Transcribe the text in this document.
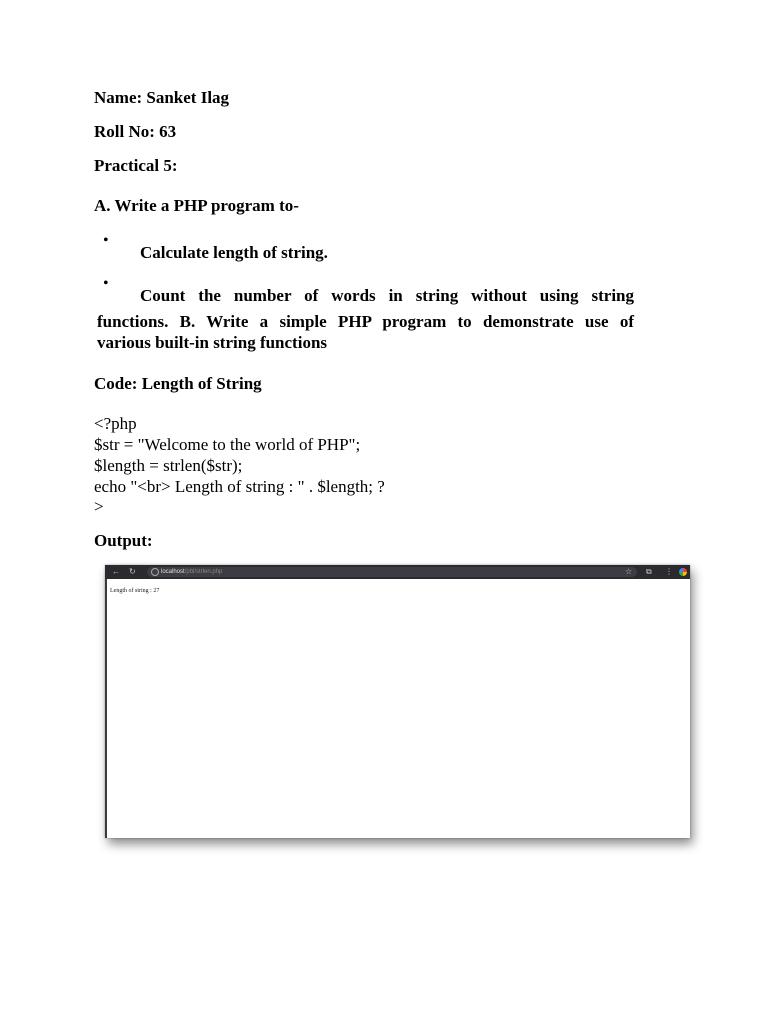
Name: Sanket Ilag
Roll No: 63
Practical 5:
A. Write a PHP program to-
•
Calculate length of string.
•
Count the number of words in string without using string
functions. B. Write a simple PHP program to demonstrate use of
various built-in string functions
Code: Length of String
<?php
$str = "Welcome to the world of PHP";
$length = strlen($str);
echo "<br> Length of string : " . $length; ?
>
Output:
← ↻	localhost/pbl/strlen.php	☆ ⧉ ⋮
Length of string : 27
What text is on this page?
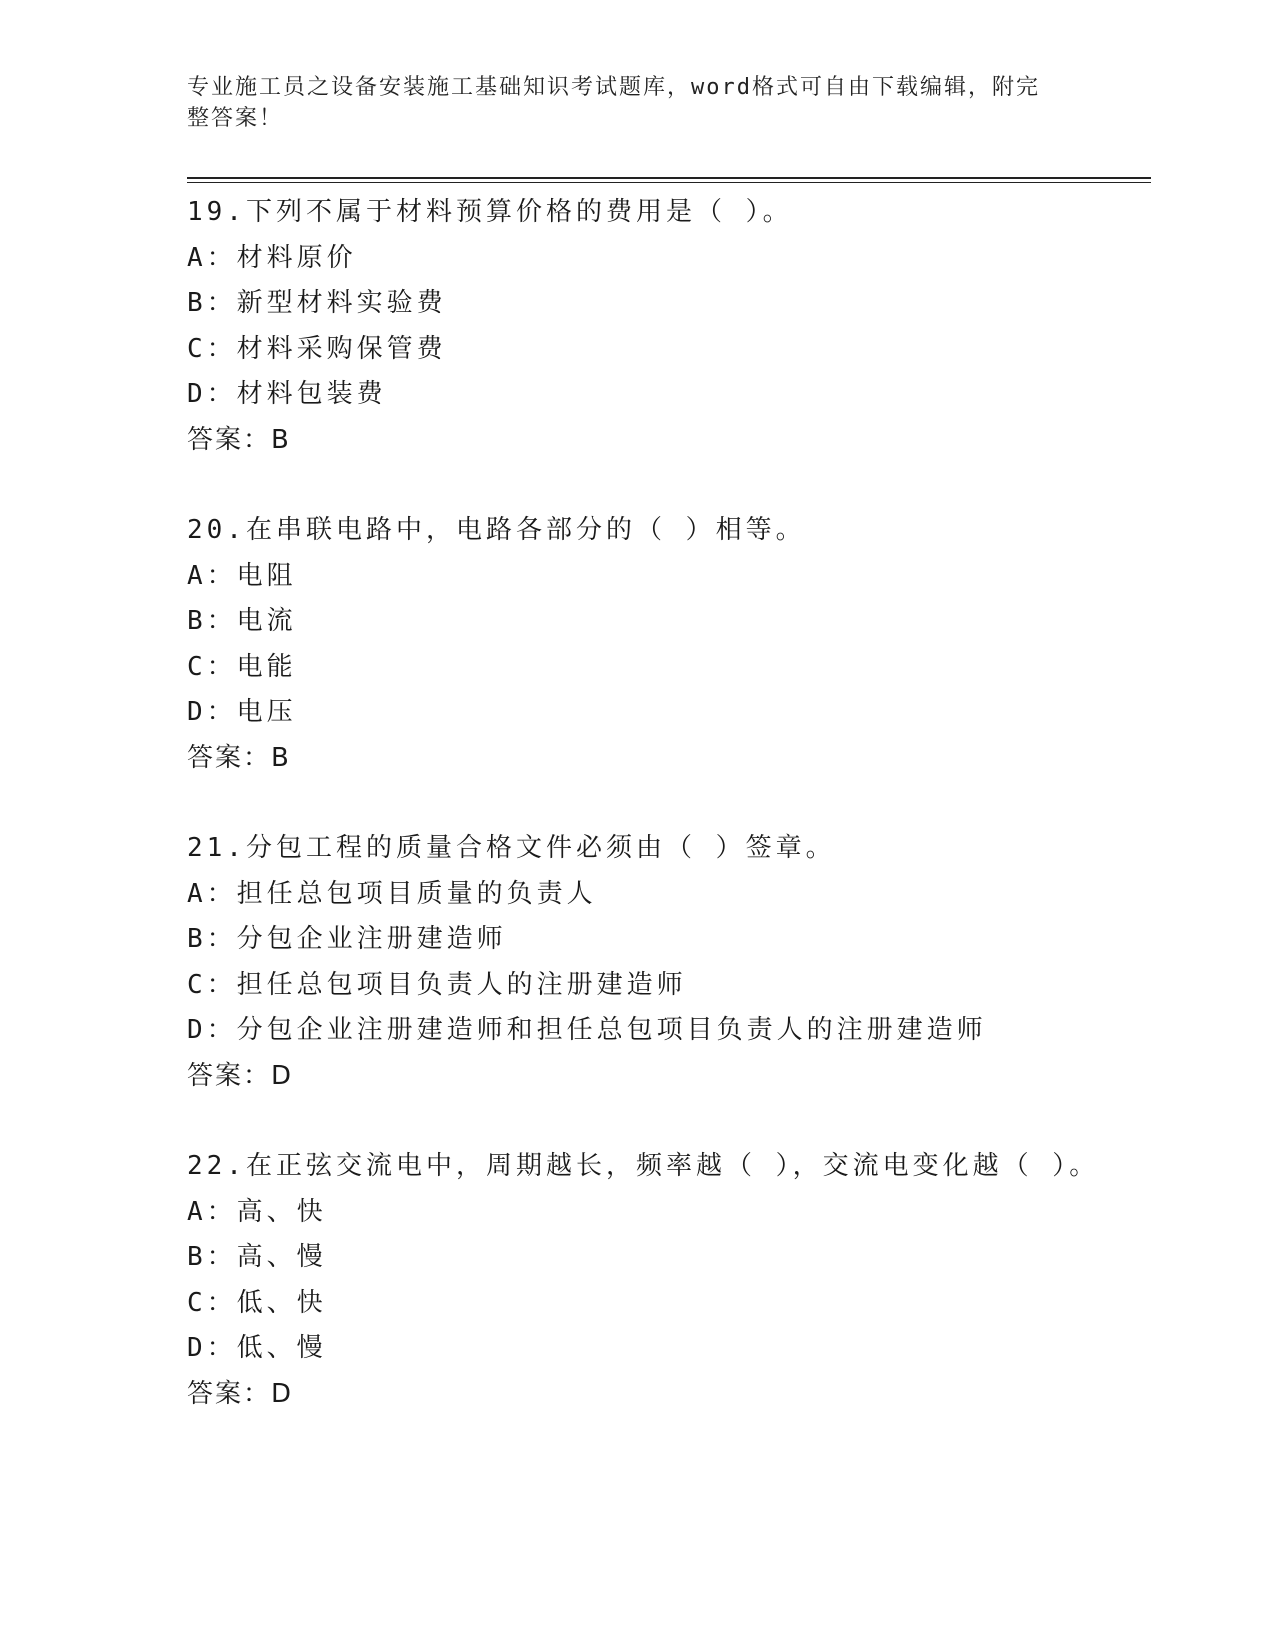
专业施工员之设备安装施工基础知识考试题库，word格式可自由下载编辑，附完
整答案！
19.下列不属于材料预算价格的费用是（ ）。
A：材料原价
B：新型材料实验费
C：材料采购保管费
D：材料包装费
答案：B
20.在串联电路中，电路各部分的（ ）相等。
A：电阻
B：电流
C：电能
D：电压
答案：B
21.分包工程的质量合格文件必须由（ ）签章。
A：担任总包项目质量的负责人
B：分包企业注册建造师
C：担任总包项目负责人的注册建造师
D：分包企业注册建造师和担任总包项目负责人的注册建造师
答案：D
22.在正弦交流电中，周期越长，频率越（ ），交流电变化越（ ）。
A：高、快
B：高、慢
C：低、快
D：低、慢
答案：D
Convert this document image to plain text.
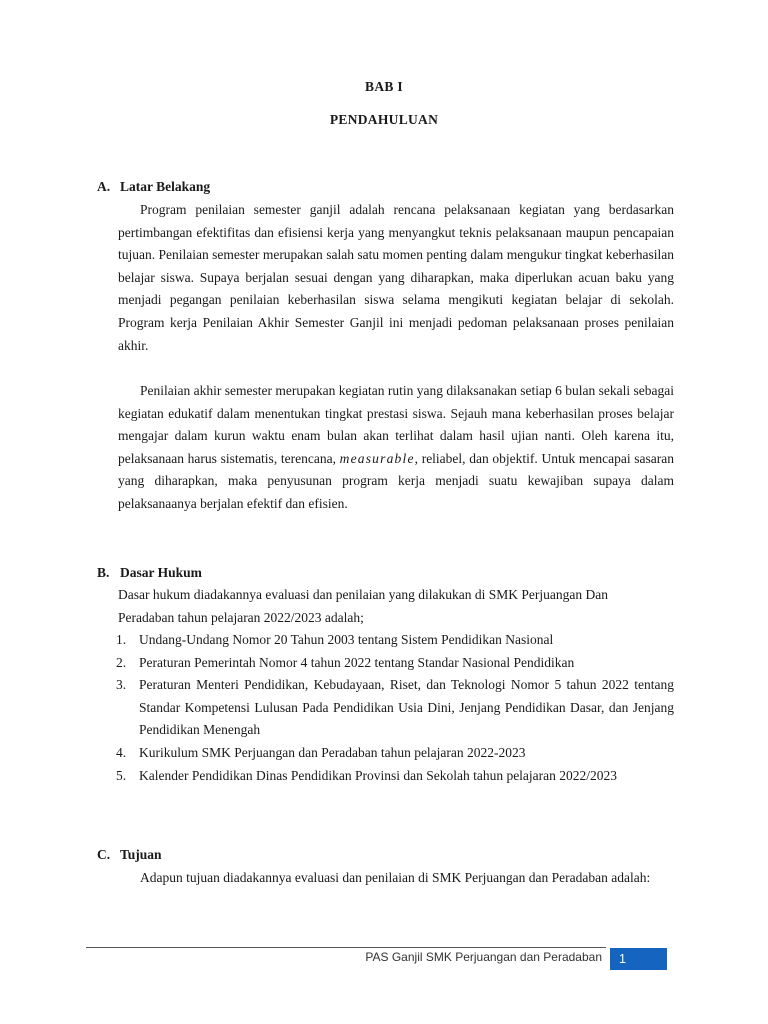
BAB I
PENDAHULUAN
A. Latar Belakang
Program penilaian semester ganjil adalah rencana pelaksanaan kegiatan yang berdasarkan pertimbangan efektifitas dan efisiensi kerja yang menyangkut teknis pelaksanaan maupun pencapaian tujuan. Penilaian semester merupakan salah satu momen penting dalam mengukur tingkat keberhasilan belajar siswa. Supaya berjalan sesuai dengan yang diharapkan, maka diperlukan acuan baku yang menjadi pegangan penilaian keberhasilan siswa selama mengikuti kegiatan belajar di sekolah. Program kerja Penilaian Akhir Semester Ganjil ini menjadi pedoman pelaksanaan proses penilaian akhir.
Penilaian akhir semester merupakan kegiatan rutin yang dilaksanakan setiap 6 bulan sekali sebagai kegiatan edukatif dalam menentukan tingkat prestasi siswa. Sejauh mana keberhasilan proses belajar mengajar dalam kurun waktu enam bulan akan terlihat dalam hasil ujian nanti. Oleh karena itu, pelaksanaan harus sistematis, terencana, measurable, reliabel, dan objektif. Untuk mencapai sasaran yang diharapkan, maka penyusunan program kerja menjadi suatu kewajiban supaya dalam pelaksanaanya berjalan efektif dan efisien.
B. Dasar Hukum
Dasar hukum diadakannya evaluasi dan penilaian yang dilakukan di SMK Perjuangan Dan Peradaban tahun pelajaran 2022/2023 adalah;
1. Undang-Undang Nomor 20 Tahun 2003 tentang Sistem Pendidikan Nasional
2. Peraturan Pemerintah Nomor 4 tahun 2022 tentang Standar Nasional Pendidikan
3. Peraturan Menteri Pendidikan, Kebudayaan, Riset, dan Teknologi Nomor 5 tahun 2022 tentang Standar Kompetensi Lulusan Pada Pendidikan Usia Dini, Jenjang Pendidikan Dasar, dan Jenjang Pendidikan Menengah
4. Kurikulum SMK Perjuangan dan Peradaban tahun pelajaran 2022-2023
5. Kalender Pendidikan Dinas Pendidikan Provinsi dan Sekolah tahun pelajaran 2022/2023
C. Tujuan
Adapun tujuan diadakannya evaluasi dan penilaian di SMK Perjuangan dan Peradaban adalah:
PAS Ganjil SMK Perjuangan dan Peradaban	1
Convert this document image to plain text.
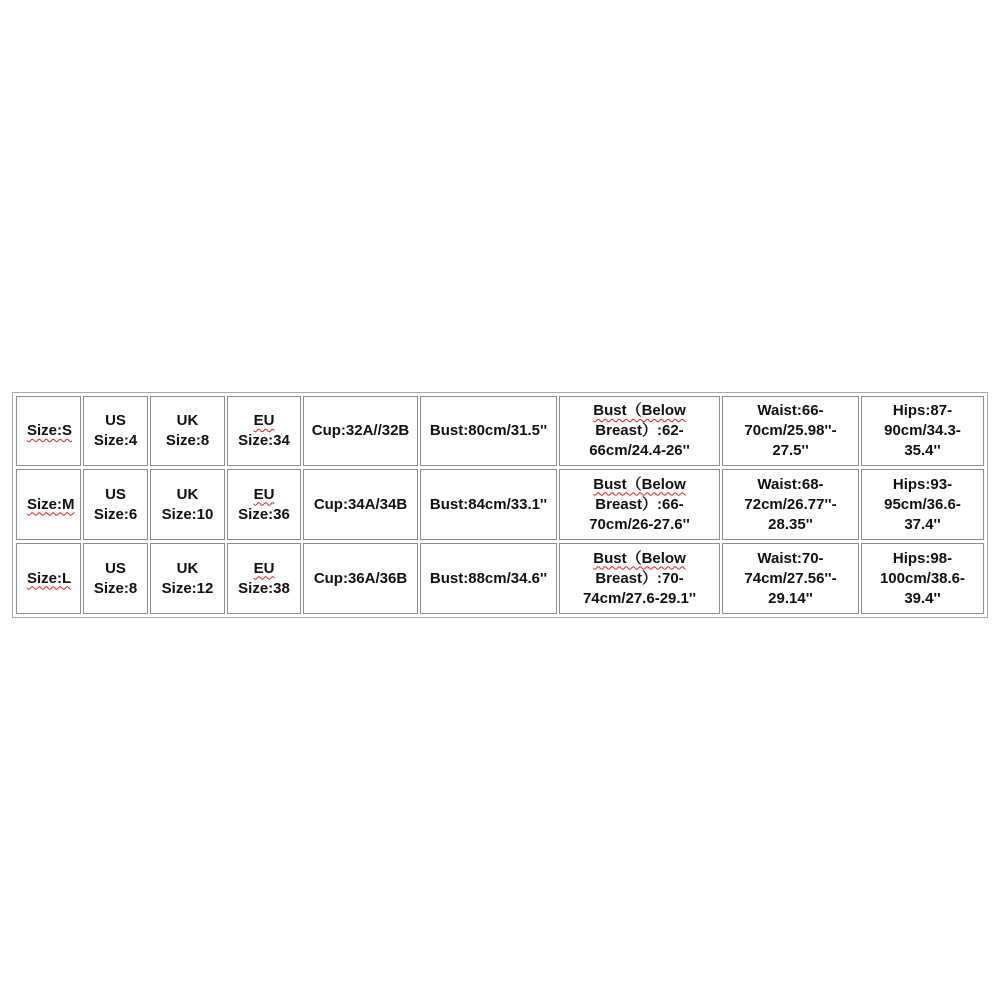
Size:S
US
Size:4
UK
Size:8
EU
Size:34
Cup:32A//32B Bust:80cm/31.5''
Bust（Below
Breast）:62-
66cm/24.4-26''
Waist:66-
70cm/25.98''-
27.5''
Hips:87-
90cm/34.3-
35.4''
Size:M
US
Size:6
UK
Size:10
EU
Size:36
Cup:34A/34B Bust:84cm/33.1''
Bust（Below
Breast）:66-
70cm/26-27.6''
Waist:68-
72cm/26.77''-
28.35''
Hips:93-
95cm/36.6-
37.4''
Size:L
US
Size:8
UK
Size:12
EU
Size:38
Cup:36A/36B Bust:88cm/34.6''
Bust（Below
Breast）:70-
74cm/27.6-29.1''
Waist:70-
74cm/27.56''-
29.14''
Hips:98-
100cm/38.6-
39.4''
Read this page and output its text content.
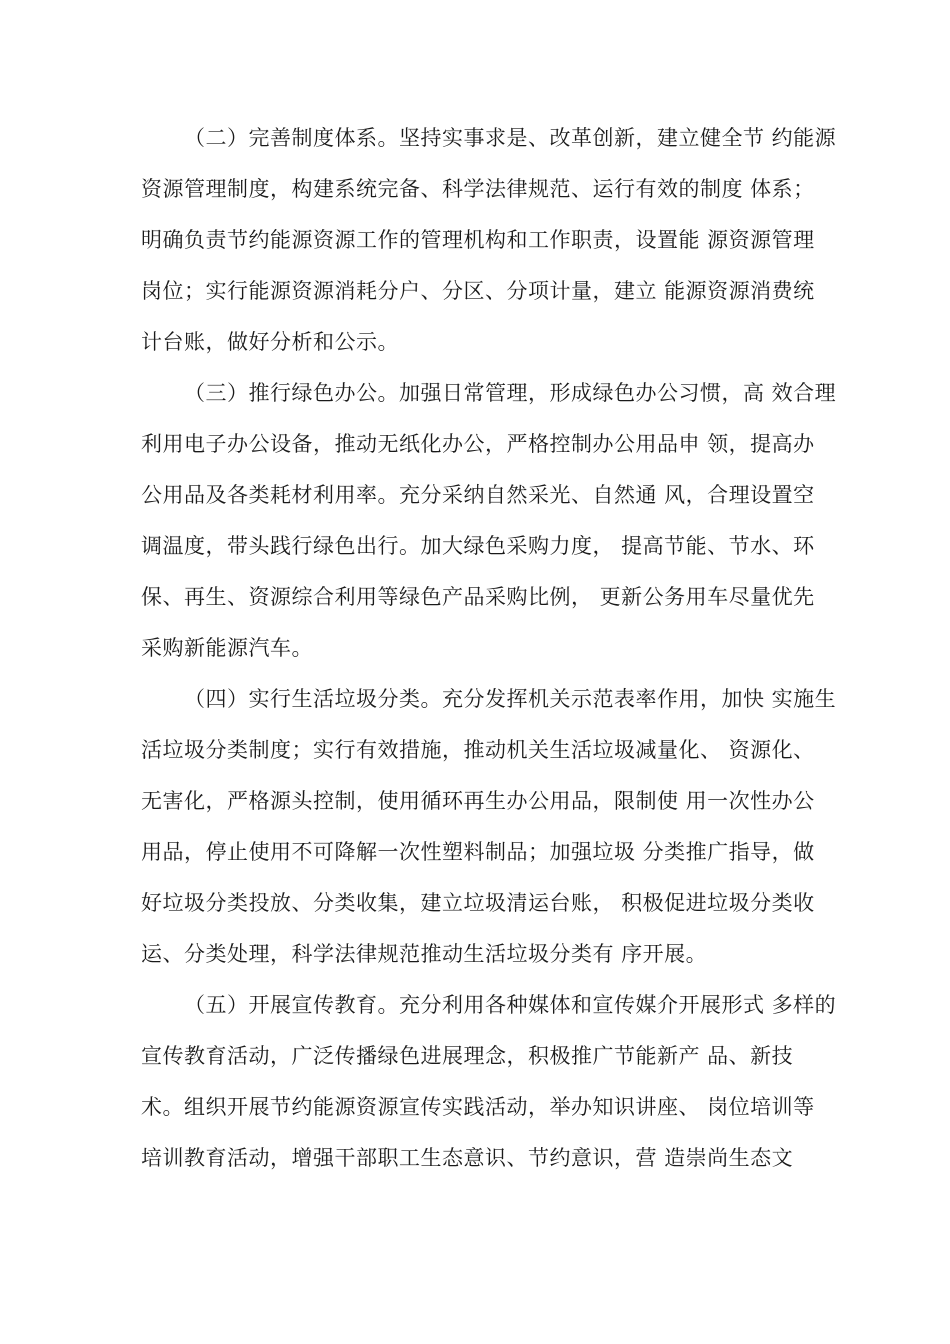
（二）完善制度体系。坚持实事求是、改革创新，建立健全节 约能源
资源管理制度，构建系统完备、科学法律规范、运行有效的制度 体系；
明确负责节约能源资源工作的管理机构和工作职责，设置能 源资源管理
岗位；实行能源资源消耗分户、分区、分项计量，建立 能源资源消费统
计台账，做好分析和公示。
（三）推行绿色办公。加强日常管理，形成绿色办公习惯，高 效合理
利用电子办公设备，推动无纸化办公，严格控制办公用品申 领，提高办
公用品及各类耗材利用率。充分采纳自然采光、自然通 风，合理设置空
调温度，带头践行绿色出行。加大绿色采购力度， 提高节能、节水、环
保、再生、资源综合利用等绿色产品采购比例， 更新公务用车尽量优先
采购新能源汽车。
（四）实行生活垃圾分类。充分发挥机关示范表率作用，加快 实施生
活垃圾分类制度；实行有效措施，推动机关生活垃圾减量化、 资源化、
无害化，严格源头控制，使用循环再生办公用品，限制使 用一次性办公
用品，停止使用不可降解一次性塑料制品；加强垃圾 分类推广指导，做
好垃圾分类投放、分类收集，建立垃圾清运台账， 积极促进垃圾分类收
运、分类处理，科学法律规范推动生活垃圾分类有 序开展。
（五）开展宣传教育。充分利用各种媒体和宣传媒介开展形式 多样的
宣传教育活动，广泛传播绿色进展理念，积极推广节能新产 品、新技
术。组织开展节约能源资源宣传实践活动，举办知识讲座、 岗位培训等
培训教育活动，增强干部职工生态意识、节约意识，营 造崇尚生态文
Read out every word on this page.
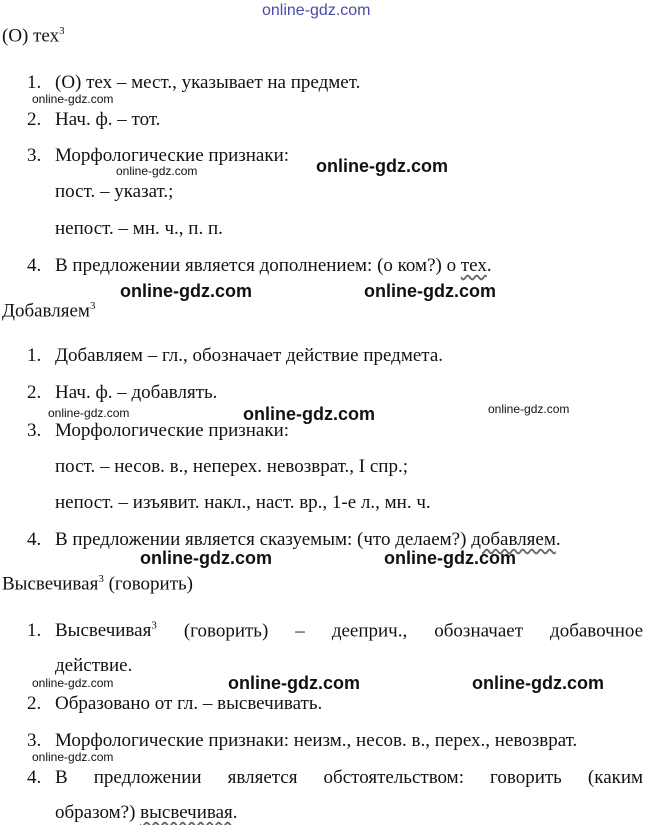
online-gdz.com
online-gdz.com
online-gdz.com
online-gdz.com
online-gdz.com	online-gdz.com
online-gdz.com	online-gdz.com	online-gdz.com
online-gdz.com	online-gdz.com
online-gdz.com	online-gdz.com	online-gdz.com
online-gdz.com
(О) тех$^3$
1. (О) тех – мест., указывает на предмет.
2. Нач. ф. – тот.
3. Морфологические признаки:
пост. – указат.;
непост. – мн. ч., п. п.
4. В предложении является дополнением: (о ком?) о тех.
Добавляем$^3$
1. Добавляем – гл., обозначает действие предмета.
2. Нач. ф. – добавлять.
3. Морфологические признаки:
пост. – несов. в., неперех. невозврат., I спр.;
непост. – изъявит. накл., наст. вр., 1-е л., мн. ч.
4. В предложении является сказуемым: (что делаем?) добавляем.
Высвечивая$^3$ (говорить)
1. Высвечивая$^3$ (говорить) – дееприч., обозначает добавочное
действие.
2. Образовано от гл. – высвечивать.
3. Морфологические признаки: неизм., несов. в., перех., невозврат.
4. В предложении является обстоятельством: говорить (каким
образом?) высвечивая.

**The problem**. Copy all lines from the material that hold "this".

**Exercise solution**.
Transcribe the text in this document.
What text is on this page?
Convert this document image to plain text.
Convert this document image to plain text.
Read this page and output its text content.
Read out every word on this page.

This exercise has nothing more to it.